Task instructions: Reproduce the entries below in full, word for word.

Data supplied:
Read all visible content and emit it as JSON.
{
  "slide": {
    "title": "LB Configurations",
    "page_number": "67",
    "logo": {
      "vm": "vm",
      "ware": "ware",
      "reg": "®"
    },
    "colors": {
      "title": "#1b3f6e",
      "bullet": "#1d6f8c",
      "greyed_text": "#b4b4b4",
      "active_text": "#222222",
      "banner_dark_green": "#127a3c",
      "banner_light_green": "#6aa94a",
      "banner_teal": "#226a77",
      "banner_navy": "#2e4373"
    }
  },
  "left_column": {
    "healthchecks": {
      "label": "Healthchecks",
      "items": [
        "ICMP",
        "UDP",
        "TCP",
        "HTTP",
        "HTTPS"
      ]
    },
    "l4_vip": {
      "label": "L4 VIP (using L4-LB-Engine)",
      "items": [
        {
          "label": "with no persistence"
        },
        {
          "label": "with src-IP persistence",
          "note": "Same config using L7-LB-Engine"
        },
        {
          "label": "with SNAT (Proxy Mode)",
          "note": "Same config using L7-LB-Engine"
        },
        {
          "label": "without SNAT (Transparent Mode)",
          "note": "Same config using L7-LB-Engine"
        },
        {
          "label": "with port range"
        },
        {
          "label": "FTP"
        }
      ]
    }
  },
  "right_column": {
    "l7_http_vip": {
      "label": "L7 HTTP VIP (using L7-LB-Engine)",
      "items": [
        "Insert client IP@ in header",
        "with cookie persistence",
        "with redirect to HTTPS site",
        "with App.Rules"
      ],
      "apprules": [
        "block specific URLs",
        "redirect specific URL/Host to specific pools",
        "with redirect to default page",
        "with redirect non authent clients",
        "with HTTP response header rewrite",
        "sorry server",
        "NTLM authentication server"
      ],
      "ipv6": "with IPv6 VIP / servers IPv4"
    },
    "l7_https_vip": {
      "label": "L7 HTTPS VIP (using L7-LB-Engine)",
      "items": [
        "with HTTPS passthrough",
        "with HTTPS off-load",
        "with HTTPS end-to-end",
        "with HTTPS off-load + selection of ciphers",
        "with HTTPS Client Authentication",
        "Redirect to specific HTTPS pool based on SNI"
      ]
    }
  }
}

Answer to this task:
Read all visible content and emit it as JSON.
{
  "slide": {
    "title": "LB Configurations",
    "page_number": "67",
    "logo": {
      "vm": "vm",
      "ware": "ware",
      "reg": "®"
    },
    "colors": {
      "title": "#1b3f6e",
      "bullet": "#1d6f8c",
      "greyed_text": "#b4b4b4",
      "active_text": "#222222",
      "banner_dark_green": "#127a3c",
      "banner_light_green": "#6aa94a",
      "banner_teal": "#226a77",
      "banner_navy": "#2e4373"
    }
  },
  "left_column": {
    "healthchecks": {
      "label": "Healthchecks",
      "items": [
        "ICMP",
        "UDP",
        "TCP",
        "HTTP",
        "HTTPS"
      ]
    },
    "l4_vip": {
      "label": "L4 VIP (using L4-LB-Engine)",
      "items": [
        {
          "label": "with no persistence"
        },
        {
          "label": "with src-IP persistence",
          "note": "Same config using L7-LB-Engine"
        },
        {
          "label": "with SNAT (Proxy Mode)",
          "note": "Same config using L7-LB-Engine"
        },
        {
          "label": "without SNAT (Transparent Mode)",
          "note": "Same config using L7-LB-Engine"
        },
        {
          "label": "with port range"
        },
        {
          "label": "FTP"
        }
      ]
    }
  },
  "right_column": {
    "l7_http_vip": {
      "label": "L7 HTTP VIP (using L7-LB-Engine)",
      "items": [
        "Insert client IP@ in header",
        "with cookie persistence",
        "with redirect to HTTPS site",
        "with App.Rules"
      ],
      "apprules": [
        "block specific URLs",
        "redirect specific URL/Host to specific pools",
        "with redirect to default page",
        "with redirect non authent clients",
        "with HTTP response header rewrite",
        "sorry server",
        "NTLM authentication server"
      ],
      "ipv6": "with IPv6 VIP / servers IPv4"
    },
    "l7_https_vip": {
      "label": "L7 HTTPS VIP (using L7-LB-Engine)",
      "items": [
        "with HTTPS passthrough",
        "with HTTPS off-load",
        "with HTTPS end-to-end",
        "with HTTPS off-load + selection of ciphers",
        "with HTTPS Client Authentication",
        "Redirect to specific HTTPS pool based on SNI"
      ]
    }
  }
}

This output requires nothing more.